### Exercise task:
Reproduce the lines below from the one that contains "Convert this screenshot" through the end, inclusive, and add nothing.

Data items
· · · ·

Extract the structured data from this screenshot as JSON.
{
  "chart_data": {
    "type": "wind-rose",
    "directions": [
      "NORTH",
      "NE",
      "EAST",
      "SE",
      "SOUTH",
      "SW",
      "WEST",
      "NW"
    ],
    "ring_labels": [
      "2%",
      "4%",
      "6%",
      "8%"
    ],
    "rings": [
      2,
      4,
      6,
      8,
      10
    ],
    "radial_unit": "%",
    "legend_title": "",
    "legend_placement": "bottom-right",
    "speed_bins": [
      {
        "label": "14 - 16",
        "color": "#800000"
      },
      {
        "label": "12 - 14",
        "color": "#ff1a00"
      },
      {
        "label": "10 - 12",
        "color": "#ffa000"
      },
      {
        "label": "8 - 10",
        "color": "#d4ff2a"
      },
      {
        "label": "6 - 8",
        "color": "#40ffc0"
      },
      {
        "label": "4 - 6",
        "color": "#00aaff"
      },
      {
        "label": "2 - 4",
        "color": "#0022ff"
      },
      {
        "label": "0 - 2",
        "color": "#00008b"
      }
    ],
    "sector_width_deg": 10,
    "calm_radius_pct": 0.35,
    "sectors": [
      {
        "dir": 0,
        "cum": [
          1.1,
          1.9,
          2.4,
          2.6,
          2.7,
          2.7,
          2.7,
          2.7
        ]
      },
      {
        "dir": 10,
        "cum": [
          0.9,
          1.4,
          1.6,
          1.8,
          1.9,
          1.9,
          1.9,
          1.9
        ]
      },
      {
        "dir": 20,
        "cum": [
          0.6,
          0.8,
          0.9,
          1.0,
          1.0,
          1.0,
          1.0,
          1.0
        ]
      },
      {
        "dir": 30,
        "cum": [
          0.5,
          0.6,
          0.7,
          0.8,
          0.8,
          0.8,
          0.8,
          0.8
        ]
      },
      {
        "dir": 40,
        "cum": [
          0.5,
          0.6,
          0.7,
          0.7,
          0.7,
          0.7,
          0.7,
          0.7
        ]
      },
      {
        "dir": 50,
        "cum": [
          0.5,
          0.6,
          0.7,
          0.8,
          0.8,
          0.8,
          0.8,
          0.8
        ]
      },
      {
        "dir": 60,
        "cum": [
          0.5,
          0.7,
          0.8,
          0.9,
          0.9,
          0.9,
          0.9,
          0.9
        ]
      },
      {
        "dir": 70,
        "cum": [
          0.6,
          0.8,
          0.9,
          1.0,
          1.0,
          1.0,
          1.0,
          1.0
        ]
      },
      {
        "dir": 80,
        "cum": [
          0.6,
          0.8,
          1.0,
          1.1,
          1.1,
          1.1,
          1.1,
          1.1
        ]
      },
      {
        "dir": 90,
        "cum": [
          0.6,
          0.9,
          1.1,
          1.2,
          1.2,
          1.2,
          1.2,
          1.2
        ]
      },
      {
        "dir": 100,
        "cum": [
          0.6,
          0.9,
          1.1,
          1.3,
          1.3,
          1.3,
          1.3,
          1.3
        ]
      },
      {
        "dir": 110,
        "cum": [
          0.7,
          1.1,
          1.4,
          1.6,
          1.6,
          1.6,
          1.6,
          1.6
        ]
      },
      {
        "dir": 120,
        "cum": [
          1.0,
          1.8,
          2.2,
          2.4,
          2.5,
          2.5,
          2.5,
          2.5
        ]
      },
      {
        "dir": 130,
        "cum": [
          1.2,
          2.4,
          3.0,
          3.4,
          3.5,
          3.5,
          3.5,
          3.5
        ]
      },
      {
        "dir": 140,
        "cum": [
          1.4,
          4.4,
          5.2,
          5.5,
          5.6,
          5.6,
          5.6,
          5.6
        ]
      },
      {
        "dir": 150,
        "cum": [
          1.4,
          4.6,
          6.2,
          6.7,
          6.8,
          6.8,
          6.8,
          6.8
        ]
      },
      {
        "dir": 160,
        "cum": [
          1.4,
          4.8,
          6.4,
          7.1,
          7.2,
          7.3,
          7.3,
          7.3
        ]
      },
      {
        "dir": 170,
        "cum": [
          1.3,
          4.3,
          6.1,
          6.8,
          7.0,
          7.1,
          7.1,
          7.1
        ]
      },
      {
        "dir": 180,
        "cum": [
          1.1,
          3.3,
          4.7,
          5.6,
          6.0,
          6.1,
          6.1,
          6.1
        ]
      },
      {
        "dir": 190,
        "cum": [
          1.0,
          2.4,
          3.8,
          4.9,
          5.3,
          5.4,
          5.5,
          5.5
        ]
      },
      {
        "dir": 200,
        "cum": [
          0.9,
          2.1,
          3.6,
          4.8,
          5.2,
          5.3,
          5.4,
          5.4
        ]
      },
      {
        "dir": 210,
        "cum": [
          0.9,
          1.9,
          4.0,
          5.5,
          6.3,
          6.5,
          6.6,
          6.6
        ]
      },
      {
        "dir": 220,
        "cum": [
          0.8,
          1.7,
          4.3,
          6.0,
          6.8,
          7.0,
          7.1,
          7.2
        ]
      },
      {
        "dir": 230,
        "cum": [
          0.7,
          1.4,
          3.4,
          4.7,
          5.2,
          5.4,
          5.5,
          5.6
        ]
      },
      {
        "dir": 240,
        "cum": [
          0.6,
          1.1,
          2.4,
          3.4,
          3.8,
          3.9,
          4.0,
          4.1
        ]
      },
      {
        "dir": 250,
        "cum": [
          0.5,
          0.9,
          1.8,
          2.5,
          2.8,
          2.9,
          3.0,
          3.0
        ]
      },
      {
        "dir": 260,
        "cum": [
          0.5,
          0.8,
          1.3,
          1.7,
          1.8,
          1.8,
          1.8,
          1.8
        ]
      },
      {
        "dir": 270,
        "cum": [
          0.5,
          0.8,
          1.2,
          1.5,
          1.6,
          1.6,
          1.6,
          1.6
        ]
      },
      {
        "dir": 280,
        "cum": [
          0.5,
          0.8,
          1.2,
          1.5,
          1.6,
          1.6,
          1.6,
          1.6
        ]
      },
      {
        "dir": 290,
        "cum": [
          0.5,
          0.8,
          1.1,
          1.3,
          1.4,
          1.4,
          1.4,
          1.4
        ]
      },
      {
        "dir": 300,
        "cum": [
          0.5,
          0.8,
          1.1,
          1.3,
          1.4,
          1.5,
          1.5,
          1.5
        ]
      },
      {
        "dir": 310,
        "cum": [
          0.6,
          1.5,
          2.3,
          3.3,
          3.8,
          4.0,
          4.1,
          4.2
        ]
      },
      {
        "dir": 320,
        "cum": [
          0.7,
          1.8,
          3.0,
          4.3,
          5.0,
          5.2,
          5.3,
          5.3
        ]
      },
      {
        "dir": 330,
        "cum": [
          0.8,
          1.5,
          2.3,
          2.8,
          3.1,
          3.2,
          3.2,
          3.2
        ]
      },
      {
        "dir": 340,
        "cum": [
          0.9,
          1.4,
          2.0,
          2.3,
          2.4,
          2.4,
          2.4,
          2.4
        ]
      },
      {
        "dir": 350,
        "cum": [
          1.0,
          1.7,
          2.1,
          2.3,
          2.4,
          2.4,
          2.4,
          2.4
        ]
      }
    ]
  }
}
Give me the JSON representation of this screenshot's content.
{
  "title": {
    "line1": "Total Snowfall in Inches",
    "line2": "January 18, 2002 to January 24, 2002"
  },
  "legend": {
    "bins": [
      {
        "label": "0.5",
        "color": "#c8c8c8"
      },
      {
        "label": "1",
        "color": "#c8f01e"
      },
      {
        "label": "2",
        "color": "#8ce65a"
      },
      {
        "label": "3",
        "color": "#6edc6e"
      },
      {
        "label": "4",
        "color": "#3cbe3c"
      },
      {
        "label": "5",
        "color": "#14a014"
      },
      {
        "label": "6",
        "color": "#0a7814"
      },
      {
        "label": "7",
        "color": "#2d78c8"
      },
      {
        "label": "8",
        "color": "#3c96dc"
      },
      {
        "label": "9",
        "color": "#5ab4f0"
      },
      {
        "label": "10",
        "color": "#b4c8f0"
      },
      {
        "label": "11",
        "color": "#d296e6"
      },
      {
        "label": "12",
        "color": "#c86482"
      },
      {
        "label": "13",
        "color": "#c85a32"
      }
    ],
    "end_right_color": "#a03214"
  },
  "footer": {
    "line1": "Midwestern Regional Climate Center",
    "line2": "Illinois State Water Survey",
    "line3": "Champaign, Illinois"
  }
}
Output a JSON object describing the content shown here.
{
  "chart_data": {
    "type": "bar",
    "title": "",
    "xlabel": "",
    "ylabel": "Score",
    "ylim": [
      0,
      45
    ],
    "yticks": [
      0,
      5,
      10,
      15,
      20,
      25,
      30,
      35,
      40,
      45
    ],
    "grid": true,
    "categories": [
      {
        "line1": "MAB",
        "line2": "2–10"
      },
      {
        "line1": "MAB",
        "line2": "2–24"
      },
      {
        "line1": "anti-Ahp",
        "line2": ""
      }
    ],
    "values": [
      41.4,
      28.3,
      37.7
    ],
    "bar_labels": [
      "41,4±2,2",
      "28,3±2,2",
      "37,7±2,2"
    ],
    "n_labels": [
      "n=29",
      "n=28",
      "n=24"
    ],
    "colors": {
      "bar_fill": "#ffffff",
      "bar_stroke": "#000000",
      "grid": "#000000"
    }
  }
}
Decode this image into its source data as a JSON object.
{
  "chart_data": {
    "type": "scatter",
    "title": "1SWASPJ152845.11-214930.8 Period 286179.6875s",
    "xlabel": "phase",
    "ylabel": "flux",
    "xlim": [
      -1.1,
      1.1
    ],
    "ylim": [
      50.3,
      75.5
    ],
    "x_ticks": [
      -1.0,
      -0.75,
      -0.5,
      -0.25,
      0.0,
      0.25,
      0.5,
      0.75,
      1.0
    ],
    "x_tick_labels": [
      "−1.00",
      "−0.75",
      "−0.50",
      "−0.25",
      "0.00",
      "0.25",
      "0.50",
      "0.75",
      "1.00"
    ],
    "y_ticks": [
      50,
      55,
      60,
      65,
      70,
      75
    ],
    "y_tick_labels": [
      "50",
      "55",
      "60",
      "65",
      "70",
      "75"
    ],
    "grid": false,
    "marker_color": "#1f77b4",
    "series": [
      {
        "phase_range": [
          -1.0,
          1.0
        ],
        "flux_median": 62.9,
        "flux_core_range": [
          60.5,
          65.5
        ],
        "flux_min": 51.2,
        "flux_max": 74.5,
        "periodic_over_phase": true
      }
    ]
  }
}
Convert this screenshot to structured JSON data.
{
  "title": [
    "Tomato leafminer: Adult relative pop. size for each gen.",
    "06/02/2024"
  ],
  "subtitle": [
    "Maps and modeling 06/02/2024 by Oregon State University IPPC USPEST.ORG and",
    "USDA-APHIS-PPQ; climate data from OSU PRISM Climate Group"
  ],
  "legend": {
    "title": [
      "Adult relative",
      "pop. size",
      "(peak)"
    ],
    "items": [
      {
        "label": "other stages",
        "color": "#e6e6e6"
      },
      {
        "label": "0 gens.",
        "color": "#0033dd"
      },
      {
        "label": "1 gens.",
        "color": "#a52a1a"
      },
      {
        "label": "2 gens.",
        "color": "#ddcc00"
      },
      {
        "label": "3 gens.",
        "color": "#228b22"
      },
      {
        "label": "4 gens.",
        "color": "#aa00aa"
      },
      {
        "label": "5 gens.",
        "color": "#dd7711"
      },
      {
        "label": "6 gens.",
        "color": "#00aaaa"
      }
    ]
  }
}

· · · ·

### Written solution:
Convert this screenshot to structured JSON data.
{
  "title": [
    "Tomato leafminer: Adult relative pop. size for each gen.",
    "06/02/2024"
  ],
  "subtitle": [
    "Maps and modeling 06/02/2024 by Oregon State University IPPC USPEST.ORG and",
    "USDA-APHIS-PPQ; climate data from OSU PRISM Climate Group"
  ],
  "legend": {
    "title": [
      "Adult relative",
      "pop. size",
      "(peak)"
    ],
    "items": [
      {
        "label": "other stages",
        "color": "#e6e6e6"
      },
      {
        "label": "0 gens.",
        "color": "#0033dd"
      },
      {
        "label": "1 gens.",
        "color": "#a52a1a"
      },
      {
        "label": "2 gens.",
        "color": "#ddcc00"
      },
      {
        "label": "3 gens.",
        "color": "#228b22"
      },
      {
        "label": "4 gens.",
        "color": "#aa00aa"
      },
      {
        "label": "5 gens.",
        "color": "#dd7711"
      },
      {
        "label": "6 gens.",
        "color": "#00aaaa"
      }
    ]
  }
}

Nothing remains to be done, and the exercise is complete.